Devoir de mémoire

Simiane Demain


 

A propos de la Journée des déportés
Oublier l'histoire
 c'est se condamner à la revivre

C'est pour nous un devoir de reproduire ce message de l'Union fédérale des Anciens combattants, lu le 30 avril 2006 devant la stèle du parvis de l'église Saint-Pierre, à Simiane, comme dans toute la France, lors de la Journée nationale du souvenir des déportés.

 

(Transmis par Christian Dallaporta)

En ce jour de souvenir, rappelez-vous et, pour les plus jeunes, remettez-vous en mémoire ces récits que l'on a pu vous rapporter sur cet épisode particulièrement horrible de la guerre 1939-1945.

Et dire que des Français se sont faits les complices de ces innommables persécutions !

Une propagande forcenée et une désinformation savamment orchestrée ont fait que nombre de nos concitoyens ont, à l'époque, éprouvé un certain soulagement à l'idée que la chasse aux juifs et aux tziganes ne les concernait pas puisque ces indésirables partaient ailleurs dans des camps de travail.

Ils laissaient ainsi à ceux qui restaient des rations alimentaires qui faisaient tant défaut.

• **Entrées d'un jeu de données**
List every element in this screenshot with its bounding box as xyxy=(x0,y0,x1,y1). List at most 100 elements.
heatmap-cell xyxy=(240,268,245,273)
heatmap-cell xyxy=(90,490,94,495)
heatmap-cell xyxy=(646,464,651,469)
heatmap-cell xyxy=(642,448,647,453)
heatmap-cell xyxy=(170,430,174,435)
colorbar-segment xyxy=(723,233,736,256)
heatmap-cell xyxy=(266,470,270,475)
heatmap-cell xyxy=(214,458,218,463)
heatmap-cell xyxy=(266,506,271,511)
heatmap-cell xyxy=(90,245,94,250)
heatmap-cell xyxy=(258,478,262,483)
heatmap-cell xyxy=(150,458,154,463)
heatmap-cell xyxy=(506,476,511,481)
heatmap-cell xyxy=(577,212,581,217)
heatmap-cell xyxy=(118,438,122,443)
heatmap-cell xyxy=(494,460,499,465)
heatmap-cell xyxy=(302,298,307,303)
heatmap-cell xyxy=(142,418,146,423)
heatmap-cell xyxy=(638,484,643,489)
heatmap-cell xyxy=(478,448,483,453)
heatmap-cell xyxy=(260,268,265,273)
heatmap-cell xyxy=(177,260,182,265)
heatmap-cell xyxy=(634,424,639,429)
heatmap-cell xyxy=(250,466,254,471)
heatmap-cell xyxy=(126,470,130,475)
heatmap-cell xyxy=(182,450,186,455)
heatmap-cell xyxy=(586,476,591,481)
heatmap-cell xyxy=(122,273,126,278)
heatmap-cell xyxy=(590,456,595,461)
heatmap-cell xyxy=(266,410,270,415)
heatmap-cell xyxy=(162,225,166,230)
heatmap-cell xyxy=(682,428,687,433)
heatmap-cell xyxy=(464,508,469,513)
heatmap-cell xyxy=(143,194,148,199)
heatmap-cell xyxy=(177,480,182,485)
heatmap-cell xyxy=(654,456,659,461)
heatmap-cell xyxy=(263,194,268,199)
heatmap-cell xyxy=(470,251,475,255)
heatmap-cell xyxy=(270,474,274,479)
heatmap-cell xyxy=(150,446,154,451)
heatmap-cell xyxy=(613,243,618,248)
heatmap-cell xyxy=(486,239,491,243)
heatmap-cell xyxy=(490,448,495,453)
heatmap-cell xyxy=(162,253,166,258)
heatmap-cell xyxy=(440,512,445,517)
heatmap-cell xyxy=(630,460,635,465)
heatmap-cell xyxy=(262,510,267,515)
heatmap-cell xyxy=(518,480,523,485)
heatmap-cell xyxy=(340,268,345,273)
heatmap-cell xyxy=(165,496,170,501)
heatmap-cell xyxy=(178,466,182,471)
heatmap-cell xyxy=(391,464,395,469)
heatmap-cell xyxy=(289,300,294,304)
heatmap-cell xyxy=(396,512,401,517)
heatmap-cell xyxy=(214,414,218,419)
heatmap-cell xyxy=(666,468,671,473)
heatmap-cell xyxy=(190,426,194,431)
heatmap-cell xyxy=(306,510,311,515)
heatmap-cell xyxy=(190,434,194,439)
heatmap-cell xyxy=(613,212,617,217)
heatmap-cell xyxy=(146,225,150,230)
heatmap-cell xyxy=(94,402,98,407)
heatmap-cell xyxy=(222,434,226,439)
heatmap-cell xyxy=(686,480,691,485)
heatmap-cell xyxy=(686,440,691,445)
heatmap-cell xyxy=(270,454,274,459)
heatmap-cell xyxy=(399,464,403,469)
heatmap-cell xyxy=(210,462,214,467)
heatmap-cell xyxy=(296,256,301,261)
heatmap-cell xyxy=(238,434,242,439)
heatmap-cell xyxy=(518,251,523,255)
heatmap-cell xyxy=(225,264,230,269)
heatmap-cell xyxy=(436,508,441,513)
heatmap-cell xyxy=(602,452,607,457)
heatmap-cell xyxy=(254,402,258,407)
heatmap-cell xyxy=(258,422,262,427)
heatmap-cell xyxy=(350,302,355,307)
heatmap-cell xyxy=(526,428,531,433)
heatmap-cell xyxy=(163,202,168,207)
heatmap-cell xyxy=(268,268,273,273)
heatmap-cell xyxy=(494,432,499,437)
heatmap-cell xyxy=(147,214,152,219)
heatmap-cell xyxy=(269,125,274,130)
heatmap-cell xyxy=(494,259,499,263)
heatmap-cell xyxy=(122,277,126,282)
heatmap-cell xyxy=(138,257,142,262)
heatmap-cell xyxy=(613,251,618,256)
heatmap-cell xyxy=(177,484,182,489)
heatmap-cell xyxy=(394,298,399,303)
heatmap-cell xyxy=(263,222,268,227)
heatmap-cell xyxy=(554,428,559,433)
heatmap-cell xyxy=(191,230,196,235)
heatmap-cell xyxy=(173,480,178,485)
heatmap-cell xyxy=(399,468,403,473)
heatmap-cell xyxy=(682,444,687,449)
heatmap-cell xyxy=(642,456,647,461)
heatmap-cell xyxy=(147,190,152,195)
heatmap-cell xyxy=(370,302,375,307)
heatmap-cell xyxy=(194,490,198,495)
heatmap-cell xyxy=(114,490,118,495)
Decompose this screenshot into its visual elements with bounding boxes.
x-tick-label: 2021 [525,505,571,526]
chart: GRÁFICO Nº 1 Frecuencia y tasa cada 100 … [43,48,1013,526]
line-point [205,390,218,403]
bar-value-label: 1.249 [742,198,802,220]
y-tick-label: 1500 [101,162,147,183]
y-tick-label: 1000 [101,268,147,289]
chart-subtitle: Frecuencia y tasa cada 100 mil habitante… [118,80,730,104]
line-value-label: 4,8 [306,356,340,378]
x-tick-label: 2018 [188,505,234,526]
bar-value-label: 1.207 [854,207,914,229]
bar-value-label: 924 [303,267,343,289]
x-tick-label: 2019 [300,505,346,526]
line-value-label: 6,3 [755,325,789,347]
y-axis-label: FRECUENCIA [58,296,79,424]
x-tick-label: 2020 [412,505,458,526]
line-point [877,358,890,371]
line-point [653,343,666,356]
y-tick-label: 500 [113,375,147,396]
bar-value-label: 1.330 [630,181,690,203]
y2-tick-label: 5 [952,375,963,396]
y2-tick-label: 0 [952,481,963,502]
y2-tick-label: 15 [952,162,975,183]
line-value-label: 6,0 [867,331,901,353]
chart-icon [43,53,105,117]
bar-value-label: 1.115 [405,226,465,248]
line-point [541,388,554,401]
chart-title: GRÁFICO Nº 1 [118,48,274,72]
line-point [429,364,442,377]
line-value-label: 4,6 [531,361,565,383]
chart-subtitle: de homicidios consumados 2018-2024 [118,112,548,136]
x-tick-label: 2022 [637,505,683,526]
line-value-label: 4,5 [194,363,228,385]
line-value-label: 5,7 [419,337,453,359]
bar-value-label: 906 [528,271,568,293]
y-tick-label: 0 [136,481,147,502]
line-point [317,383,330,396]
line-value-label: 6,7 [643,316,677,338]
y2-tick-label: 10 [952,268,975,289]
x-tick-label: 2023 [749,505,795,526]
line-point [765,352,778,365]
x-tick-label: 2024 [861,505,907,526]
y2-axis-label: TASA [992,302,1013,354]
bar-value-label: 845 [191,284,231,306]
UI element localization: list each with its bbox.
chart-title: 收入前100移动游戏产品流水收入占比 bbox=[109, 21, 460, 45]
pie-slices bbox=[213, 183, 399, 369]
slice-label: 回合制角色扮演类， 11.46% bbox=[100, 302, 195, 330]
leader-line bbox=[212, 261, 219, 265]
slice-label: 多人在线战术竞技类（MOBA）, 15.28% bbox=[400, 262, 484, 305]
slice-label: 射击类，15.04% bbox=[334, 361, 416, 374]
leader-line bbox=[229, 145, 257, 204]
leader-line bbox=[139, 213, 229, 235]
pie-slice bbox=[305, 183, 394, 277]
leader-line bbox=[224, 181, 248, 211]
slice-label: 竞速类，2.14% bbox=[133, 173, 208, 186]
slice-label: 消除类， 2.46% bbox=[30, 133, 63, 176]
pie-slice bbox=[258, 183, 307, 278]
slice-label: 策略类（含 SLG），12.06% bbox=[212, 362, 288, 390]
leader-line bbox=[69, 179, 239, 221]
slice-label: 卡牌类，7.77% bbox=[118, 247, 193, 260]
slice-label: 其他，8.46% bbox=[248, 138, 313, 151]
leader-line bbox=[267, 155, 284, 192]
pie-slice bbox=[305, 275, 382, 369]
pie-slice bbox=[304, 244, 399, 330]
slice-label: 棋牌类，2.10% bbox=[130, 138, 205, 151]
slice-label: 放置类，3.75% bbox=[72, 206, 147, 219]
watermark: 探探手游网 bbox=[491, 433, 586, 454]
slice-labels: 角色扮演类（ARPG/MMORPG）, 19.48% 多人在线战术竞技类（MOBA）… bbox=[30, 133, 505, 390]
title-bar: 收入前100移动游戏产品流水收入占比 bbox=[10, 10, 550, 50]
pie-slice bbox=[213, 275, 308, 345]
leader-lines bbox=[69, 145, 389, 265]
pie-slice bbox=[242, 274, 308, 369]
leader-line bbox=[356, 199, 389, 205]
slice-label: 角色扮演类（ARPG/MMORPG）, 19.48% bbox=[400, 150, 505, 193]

• **Consigne 1**
Dans le texte sur la Journée des déportés, devant quoi le message a-t-il été lu le 30 avril 2006 ?
• **Consigne 2**
Prolongez le texte sur la Journée des déportés à partir de sa dernière phrase.
Les entrées n'ont aucun rôle ici.

• **Réponse 1**
Devant la stèle du parvis de l'église Saint-Pierre, à Simiane.

• **Réponse 2**
Nous devons nous souvenir qu'à tout moment, mais surtout dans les dernières années de la guerre, d'autres personnes ont été arrêtées comme criminels. Elles étaient expédiées, souvent après des traitements inhumains, dans ces camps où elles étaient exterminées.

Mais, parmi ces condamnés non raciaux, non engagés, il y avait aussi des évadés repris, des otages innocents ramassés au hasard des rafles. Personne n'était à l'abri de cette tragédie.

Un rescapé écrivait :

" Un camp de concentration, est un endroit où l'on entre par la porte et d'où l'on sort par la cheminée. "

L'extermination massive et systématique des juifs et des tziganes, " la solution finale ", la tragédie de la déportation est une horreur parmi les horreurs de la Seconde Guerre mondiale. Elle n'a pas de précédent.

Elle n'est identique à rien, même si d'autres " expériences " peuvent lui être comparées. Elle entache notre siècle d'une marque indélébile, sur laquelle nous n'avons pas fini de nous interroger.

Afin que de tels faits ne se renouvellent jamais, rappelez-vous cette phrase :

Oublier l'histoire, c'est se condamner à la revivre.